(ИНСТРУКЦИЯ К ВЫПОЛНЕНИЮ) Верните фрагмент о судьбе и прежних земных жизнях целиком, без единого изменения.

(ИСХОДНЫЙ ФРАГМЕНТ)
******************************
Тому, кто без предубеждения доверится такому познанию, потребуется всего лишь сделать еще один шаг, состоящий в подлинно интимном наблюдении за жизнью, – чтобы в том, что подступает к человеку в качестве составляющих судьбу переживаний определенного опыта увидеть нечто, воздействующее на Я извне подобно тому, как воспоминание действует изнутри, оживляя опыт прошлых переживаний. Так можно развить в себе способность распознавать в составляющих судьбу переживаниях то, как прежний поступок души прокладывает путь к Я, — подобно тому, как в воспоминании опыт более раннего переживания прокладывает путь к представлению, когда к этому побуждает внешняя причина.
Выше в качестве «возможного» было высказано представление о том, что последствия совершенного поступка могут снова затронуть человеческую душу. Однако в пределах одной земной жизни подобная встреча с определенными последствиями содеянного исключена, поскольку текущее воплощение было предопределено для совершения данного поступка, и переживаемый в ходе этой жизни опыт заключается именно в осуществлении самого действия. В этом случае определенные последствия этого поступка могут повлиять на душу не больше, чем способен человек вспомнить о том своем опыте, через переживание которого он все еще проходит. Здесь речь может идти только о переживании последствий поступка, не затрагивающих качеств Я, присущих ему в той жизни, в течение которой человек этот поступок совершает. В этом отношении внимание следует направить только на последствия того или иного поступка, совершенного в другой земной жизни. Поэтому, как только человек ощутит, что какое-то фатальное событие, казалось бы, «постигшее» его, связано с его Я так же, как и то, что возникает «изнутри» самого этого Я, — единственно возможной становится мысль, что в таком роковом событии мы имеем дело с последствиями поступков из прежних земных жизней. Мы видим, что к парадоксальному для обычного сознания предположению, согласно которому составляющие судьбу переживания в течение одной земной жизни связаны с поступками в предыдущих земных жизнях, человека приводит интимное, направляемое мышлением постижение жизни. Также и это представление может раскрыться во всей полноте только на пути сверхчувственного познания, без которого остается лишь силуэтным. Но, порожденное обычным сознанием, это представление подготавливает душу к тому, чтобы она могла созерцать его истинность при подлинно сверхчувственном наблюдении.
******************************
(ИЗВЛЕЧЕННЫЕ ДАННЫЕ)
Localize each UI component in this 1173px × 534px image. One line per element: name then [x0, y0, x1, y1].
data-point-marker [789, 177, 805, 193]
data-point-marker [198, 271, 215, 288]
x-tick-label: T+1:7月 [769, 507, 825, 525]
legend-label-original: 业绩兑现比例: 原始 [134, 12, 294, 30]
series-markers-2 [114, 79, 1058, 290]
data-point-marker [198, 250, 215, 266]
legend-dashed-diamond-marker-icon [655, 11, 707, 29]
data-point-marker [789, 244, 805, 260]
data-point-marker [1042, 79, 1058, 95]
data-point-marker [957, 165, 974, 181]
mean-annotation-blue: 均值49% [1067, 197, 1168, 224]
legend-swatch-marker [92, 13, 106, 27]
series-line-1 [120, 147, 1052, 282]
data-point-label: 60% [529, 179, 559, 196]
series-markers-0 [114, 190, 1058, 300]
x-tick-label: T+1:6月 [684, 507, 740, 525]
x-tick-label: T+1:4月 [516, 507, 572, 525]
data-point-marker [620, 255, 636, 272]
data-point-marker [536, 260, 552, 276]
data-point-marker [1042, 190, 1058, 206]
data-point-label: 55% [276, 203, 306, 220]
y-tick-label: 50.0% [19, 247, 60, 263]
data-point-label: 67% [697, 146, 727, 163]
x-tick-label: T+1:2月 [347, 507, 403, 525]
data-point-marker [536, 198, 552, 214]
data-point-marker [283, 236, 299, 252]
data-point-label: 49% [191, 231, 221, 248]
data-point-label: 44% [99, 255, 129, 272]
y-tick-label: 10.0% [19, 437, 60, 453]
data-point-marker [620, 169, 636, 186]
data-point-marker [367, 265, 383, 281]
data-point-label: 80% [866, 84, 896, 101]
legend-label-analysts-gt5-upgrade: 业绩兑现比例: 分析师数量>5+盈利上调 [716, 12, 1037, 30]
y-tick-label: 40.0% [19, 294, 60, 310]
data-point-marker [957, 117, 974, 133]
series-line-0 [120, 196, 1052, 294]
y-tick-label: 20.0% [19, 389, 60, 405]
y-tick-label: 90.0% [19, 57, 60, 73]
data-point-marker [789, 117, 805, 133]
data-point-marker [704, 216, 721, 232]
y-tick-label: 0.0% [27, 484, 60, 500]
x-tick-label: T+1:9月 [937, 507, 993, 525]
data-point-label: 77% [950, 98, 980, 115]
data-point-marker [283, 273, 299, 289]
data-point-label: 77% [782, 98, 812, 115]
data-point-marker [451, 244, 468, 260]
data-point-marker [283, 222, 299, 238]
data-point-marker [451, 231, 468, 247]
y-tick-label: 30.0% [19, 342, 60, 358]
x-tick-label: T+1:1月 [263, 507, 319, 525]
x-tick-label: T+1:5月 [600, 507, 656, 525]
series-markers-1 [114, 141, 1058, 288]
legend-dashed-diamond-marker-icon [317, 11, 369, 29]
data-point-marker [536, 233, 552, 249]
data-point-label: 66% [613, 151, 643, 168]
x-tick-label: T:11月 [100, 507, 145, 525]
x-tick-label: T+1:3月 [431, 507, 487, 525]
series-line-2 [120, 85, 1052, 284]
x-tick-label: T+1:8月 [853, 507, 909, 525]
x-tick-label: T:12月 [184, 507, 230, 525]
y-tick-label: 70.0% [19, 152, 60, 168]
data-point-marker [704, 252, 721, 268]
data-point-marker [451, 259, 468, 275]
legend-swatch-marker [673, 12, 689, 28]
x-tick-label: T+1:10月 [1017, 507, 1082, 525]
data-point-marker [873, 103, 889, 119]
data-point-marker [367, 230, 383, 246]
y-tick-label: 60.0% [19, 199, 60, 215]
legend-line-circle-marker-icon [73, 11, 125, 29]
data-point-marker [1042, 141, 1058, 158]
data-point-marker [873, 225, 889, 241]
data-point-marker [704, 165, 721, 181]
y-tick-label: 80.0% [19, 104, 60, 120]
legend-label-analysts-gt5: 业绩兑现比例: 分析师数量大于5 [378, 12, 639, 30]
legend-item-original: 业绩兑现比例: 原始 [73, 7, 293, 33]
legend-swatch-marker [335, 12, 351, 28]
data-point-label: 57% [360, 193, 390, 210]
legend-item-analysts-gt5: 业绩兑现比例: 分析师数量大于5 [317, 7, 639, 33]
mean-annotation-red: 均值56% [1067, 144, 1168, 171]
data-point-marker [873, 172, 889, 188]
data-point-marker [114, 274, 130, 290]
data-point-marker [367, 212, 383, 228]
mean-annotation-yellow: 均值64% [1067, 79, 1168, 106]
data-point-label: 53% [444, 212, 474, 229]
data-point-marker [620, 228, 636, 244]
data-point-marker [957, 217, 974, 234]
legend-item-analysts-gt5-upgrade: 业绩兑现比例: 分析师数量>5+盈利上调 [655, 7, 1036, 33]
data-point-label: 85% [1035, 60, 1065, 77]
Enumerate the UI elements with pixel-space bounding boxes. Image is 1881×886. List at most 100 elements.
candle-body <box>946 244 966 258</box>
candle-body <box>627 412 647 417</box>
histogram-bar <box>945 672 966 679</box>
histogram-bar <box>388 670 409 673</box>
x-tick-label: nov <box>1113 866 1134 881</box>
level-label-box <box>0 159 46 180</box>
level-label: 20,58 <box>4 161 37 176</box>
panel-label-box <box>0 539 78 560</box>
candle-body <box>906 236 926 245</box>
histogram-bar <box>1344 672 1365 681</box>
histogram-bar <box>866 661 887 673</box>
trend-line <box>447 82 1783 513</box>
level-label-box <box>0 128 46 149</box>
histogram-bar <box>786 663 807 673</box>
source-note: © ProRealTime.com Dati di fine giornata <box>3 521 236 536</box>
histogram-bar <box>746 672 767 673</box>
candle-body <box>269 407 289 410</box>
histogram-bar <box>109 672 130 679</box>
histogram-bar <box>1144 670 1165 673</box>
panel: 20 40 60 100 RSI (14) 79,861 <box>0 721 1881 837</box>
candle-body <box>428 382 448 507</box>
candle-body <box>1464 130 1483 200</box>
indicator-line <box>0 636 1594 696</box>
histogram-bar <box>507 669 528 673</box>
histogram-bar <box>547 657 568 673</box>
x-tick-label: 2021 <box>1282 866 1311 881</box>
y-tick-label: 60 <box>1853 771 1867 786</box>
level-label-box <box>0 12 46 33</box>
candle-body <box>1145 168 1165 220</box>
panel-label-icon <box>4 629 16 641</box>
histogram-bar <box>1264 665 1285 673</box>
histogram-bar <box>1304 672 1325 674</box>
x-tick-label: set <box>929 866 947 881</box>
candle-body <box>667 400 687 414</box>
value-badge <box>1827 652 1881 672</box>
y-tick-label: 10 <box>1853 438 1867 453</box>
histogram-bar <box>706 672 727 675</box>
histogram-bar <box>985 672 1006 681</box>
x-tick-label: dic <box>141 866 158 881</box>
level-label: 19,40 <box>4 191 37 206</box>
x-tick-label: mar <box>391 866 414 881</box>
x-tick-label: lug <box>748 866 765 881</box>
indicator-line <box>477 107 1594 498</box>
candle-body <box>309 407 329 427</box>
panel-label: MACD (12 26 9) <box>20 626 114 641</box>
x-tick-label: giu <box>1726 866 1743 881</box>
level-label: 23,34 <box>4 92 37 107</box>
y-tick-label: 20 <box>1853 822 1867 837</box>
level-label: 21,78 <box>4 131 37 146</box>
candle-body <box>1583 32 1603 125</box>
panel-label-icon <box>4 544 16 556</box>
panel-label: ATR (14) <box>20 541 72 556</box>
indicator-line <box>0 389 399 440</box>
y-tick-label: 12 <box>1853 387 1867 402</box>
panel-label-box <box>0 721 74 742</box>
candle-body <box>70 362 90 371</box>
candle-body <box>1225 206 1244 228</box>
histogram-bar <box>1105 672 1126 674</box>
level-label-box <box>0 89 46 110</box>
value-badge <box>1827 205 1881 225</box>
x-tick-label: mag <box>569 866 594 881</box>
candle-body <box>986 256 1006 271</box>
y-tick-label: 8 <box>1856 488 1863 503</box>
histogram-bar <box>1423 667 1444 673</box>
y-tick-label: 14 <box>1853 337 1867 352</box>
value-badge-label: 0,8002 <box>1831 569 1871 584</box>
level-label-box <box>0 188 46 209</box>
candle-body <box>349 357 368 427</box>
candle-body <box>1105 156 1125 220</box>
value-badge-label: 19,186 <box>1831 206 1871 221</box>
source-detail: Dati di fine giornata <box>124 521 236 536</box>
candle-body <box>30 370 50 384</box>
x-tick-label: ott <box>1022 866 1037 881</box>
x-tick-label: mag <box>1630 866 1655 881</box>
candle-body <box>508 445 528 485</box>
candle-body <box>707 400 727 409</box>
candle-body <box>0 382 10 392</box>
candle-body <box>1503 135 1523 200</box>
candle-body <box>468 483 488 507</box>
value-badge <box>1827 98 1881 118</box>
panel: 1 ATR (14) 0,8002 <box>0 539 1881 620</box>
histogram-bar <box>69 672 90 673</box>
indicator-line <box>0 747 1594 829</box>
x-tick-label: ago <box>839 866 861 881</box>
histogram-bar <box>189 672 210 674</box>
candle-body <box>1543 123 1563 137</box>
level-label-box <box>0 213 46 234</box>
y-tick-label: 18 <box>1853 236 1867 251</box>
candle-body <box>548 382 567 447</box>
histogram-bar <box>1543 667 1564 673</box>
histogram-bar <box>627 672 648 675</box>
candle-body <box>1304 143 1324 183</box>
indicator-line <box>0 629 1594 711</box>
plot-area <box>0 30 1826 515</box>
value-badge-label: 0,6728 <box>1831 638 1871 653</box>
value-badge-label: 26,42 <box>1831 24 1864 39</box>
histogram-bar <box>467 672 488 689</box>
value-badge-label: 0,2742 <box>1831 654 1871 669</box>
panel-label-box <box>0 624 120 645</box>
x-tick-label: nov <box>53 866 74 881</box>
******************************
(ПОЛНЫЙ ОТВЕТ)
Тому, кто без предубеждения доверится такому познанию, потребуется всего лишь сделать еще один шаг, состоящий в подлинно интимном наблюдении за жизнью, – чтобы в том, что подступает к человеку в качестве составляющих судьбу переживаний определенного опыта увидеть нечто, воздействующее на Я извне подобно тому, как воспоминание действует изнутри, оживляя опыт прошлых переживаний. Так можно развить в себе способность распознавать в составляющих судьбу переживаниях то, как прежний поступок души прокладывает путь к Я, — подобно тому, как в воспоминании опыт более раннего переживания прокладывает путь к представлению, когда к этому побуждает внешняя причина.
Выше в качестве «возможного» было высказано представление о том, что последствия совершенного поступка могут снова затронуть человеческую душу. Однако в пределах одной земной жизни подобная встреча с определенными последствиями содеянного исключена, поскольку текущее воплощение было предопределено для совершения данного поступка, и переживаемый в ходе этой жизни опыт заключается именно в осуществлении самого действия. В этом случае определенные последствия этого поступка могут повлиять на душу не больше, чем способен человек вспомнить о том своем опыте, через переживание которого он все еще проходит. Здесь речь может идти только о переживании последствий поступка, не затрагивающих качеств Я, присущих ему в той жизни, в течение которой человек этот поступок совершает. В этом отношении внимание следует направить только на последствия того или иного поступка, совершенного в другой земной жизни. Поэтому, как только человек ощутит, что какое-то фатальное событие, казалось бы, «постигшее» его, связано с его Я так же, как и то, что возникает «изнутри» самого этого Я, — единственно возможной становится мысль, что в таком роковом событии мы имеем дело с последствиями поступков из прежних земных жизней. Мы видим, что к парадоксальному для обычного сознания предположению, согласно которому составляющие судьбу переживания в течение одной земной жизни связаны с поступками в предыдущих земных жизнях, человека приводит интимное, направляемое мышлением постижение жизни. Также и это представление может раскрыться во всей полноте только на пути сверхчувственного познания, без которого остается лишь силуэтным. Но, порожденное обычным сознанием, это представление подготавливает душу к тому, чтобы она могла созерцать его истинность при подлинно сверхчувственном наблюдении.